> THE INPUT:
========

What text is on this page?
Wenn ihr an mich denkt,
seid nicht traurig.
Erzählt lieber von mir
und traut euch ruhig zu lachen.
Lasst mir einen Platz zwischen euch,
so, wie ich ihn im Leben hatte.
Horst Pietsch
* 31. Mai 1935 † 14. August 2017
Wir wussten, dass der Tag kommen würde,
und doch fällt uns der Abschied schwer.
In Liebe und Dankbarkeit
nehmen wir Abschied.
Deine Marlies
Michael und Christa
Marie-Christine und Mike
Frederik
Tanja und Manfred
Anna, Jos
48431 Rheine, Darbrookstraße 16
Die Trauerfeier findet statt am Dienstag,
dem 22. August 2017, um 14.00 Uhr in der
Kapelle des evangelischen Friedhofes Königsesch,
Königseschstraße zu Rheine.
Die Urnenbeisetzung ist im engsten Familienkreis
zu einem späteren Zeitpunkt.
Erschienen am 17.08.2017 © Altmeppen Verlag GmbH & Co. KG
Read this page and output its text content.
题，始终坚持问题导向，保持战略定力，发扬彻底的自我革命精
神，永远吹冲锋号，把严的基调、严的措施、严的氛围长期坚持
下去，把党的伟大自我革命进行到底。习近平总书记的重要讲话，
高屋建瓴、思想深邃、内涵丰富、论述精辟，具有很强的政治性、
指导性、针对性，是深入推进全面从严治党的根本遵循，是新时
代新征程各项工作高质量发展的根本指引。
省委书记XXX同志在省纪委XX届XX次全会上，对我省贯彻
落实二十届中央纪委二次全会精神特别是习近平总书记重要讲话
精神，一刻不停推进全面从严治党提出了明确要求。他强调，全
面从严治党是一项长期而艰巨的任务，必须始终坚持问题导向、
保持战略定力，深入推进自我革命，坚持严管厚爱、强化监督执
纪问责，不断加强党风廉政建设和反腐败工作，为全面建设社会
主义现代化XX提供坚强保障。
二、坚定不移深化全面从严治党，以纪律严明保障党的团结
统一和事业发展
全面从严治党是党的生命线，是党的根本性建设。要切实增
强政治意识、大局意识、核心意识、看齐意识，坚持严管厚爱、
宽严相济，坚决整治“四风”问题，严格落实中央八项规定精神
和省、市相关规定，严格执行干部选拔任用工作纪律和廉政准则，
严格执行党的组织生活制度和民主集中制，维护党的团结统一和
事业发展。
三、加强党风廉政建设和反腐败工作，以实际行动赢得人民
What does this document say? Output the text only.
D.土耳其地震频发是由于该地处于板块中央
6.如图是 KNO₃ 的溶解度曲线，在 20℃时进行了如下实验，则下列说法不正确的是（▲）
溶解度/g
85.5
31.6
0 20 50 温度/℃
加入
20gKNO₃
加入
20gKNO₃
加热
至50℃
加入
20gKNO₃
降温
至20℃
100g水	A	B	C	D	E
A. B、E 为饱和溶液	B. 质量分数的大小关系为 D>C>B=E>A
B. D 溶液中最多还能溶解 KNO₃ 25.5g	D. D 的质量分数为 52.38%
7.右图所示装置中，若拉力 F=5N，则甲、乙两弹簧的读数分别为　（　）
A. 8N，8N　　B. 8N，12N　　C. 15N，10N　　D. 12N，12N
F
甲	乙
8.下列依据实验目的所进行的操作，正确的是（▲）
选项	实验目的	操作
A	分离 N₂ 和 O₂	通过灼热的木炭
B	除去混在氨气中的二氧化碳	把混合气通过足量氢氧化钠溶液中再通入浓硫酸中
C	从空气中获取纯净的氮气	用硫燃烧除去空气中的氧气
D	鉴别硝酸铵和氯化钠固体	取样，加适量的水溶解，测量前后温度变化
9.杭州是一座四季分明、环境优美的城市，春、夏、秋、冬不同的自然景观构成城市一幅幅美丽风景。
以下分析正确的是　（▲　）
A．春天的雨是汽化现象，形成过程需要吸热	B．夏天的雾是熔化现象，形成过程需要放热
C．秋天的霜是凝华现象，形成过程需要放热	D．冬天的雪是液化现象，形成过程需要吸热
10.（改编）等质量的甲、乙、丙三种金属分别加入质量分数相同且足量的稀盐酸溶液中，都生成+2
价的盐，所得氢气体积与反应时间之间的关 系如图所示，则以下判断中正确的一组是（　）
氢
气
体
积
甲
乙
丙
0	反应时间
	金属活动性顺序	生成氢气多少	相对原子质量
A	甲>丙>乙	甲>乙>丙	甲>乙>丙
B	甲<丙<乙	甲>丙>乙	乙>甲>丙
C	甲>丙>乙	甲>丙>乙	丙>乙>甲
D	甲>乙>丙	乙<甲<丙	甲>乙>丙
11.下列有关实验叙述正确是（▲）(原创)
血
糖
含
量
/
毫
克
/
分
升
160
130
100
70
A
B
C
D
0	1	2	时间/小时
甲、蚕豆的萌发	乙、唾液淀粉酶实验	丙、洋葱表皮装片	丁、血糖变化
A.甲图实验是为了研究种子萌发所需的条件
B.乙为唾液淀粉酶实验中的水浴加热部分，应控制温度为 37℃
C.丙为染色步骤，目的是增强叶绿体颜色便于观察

========

> SET EXERCISE:
Looking at the entries above, state how many lines contain "euch"; give the number alone.

> FULL ANSWER:
2